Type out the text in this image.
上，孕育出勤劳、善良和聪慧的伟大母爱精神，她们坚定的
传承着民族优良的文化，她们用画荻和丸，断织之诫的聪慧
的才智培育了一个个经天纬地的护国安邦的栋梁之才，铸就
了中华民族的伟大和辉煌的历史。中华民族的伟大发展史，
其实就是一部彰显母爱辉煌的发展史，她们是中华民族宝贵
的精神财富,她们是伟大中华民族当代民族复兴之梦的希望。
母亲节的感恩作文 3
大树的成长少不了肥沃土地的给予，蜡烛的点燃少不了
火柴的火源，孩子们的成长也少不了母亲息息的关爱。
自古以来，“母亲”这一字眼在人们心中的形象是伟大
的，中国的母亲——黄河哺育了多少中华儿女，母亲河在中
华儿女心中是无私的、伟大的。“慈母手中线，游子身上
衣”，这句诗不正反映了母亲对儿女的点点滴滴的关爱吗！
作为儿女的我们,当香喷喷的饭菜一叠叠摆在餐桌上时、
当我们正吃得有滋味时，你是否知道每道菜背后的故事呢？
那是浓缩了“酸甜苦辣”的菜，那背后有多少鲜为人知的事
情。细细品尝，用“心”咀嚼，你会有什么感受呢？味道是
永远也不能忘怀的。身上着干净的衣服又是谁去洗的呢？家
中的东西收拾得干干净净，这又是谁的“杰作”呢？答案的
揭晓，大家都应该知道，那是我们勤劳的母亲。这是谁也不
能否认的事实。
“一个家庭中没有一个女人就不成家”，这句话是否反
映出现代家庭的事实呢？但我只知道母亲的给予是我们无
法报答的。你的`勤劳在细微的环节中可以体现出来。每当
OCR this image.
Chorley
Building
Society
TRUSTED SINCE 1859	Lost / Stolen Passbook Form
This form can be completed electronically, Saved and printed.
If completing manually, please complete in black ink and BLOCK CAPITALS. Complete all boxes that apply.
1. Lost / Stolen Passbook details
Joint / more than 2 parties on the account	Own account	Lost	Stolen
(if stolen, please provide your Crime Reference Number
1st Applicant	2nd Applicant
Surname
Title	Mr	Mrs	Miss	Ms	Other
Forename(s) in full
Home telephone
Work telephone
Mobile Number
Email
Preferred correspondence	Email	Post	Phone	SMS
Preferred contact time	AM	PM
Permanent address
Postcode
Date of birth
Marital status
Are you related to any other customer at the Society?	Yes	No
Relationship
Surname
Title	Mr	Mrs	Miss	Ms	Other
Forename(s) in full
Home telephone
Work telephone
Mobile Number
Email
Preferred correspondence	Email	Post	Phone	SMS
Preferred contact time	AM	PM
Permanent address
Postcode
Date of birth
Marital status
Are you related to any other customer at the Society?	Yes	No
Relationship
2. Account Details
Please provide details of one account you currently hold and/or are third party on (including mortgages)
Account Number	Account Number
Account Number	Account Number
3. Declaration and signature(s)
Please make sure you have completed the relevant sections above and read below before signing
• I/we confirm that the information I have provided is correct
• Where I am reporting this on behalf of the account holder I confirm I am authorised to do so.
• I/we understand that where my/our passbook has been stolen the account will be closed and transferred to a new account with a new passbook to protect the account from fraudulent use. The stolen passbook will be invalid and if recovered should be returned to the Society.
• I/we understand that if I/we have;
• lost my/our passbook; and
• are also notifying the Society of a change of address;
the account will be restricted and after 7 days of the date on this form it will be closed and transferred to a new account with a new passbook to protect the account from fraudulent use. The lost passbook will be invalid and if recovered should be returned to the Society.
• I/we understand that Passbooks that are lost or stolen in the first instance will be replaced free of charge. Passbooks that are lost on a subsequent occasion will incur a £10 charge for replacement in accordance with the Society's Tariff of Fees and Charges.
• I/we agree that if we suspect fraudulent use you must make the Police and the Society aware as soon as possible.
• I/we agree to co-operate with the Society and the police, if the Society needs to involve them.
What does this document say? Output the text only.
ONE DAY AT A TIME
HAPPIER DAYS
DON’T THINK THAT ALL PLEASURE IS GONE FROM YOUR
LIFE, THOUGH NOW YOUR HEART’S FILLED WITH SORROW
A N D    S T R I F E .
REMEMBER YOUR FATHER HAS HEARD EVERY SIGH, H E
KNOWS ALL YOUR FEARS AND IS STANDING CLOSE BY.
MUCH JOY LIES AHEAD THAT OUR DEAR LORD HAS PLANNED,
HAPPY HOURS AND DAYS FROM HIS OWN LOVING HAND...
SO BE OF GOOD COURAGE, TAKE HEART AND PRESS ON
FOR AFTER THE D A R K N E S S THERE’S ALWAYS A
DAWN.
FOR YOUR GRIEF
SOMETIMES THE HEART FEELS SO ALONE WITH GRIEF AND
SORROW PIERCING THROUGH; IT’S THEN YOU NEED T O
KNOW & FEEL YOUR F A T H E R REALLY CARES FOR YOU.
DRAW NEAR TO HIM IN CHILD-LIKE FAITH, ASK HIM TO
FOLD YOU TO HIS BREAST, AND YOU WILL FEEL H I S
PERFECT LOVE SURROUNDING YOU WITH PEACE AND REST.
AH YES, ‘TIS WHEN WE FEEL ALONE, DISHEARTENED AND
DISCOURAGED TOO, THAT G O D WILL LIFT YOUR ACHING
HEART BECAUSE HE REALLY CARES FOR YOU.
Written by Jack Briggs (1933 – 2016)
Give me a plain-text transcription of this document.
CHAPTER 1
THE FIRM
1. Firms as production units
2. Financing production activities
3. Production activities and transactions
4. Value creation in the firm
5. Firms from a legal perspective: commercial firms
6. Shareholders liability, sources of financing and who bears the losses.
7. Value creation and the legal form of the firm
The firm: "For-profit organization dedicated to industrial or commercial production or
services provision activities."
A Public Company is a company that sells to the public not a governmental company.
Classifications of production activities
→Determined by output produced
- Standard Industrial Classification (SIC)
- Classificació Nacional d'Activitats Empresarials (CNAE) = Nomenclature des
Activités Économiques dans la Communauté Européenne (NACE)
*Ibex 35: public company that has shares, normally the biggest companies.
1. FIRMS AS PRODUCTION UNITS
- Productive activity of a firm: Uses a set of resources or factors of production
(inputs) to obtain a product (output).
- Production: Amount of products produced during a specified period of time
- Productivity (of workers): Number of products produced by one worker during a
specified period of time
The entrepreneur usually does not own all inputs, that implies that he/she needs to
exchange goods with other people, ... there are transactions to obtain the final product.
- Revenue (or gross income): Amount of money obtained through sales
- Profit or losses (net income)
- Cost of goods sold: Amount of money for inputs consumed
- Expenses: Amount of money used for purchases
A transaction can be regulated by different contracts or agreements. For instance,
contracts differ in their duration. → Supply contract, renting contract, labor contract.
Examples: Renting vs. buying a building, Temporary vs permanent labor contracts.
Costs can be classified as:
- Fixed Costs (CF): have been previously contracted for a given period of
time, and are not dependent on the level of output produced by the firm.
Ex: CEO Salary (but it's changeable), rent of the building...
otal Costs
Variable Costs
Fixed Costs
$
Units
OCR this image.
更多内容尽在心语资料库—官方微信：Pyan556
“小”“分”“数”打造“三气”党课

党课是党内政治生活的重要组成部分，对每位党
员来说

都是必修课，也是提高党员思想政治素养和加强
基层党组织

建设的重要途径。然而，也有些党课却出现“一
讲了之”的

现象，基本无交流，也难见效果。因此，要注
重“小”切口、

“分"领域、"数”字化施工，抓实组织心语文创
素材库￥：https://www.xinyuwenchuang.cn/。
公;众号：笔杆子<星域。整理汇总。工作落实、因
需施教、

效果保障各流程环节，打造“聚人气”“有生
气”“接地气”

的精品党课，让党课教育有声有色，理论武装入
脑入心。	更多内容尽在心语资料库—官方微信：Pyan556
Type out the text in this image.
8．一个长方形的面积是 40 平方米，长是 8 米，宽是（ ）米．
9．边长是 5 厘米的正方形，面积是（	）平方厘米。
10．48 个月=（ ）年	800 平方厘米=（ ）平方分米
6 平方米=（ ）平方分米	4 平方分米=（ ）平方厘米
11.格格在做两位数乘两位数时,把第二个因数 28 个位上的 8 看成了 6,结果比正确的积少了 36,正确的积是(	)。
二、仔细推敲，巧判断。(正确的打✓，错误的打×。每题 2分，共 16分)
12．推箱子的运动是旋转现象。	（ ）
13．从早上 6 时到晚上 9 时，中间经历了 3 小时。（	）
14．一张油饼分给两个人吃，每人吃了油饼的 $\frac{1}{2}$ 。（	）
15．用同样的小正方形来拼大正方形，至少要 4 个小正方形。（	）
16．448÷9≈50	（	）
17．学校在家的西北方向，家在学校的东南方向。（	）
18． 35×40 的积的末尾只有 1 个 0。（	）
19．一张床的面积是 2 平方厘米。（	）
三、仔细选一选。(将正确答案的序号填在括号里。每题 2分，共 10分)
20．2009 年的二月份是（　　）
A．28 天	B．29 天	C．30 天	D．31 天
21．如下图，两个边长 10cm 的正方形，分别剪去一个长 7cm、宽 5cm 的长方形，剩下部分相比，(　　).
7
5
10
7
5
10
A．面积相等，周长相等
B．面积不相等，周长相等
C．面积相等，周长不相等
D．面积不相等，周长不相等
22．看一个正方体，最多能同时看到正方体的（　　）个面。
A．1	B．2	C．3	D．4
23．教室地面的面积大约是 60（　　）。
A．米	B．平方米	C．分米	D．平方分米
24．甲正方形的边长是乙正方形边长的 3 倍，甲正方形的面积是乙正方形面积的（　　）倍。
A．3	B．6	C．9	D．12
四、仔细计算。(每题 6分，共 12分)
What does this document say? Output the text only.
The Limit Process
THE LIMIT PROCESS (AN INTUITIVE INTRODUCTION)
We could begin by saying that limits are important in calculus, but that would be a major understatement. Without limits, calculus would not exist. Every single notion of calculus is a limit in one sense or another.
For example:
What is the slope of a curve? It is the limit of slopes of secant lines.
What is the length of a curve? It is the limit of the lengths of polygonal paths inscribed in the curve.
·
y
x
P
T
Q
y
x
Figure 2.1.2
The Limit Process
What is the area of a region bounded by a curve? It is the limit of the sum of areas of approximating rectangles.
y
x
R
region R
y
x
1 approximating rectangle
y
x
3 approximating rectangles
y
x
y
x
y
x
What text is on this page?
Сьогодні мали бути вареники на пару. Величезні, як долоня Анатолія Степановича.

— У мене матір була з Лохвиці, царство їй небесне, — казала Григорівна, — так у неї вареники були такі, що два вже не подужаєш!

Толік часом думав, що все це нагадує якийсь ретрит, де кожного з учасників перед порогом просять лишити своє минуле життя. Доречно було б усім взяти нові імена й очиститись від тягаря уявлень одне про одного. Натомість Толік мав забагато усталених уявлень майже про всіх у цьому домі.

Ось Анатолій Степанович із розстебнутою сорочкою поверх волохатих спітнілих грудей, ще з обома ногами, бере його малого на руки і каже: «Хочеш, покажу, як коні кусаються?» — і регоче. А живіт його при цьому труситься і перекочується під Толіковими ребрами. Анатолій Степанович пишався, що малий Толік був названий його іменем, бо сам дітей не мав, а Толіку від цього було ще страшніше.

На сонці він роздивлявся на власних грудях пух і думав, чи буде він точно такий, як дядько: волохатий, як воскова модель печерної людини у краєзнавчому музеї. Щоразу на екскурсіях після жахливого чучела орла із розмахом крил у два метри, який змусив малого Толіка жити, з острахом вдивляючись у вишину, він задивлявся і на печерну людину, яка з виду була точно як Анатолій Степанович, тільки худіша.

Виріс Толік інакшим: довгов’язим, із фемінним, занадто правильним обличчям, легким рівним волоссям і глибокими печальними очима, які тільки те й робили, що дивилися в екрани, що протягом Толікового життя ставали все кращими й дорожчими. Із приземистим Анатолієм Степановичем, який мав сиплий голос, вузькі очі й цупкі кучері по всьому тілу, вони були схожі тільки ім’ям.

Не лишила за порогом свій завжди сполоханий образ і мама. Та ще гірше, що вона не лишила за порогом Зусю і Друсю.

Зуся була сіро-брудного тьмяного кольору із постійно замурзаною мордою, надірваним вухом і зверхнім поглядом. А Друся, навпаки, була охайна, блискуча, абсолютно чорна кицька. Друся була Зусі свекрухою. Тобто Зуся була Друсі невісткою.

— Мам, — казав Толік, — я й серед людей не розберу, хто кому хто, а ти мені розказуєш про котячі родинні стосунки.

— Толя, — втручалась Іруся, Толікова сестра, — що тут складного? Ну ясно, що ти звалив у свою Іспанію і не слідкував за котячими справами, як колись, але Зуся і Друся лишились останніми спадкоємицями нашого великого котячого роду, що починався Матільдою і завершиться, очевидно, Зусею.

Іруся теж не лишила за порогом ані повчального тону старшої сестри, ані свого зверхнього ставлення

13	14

# # # #

TASK DETAILS:
Out of the material above, gather each line where "порогом" appears.

TASK SOLUTION:
Толік часом думав, що все це нагадує якийсь ретрит, де кожного з учасників перед порогом просять лишити своє минуле життя. Доречно було б усім взяти нові імена й очиститись від тягаря уявлень одне про одного. Натомість Толік мав забагато усталених уявлень майже про всіх у цьому домі.
Не лишила за порогом свій завжди сполоханий образ і мама. Та ще гірше, що вона не лишила за порогом Зусю і Друсю.
Іруся теж не лишила за порогом ані повчального тону старшої сестри, ані свого зверхнього ставлення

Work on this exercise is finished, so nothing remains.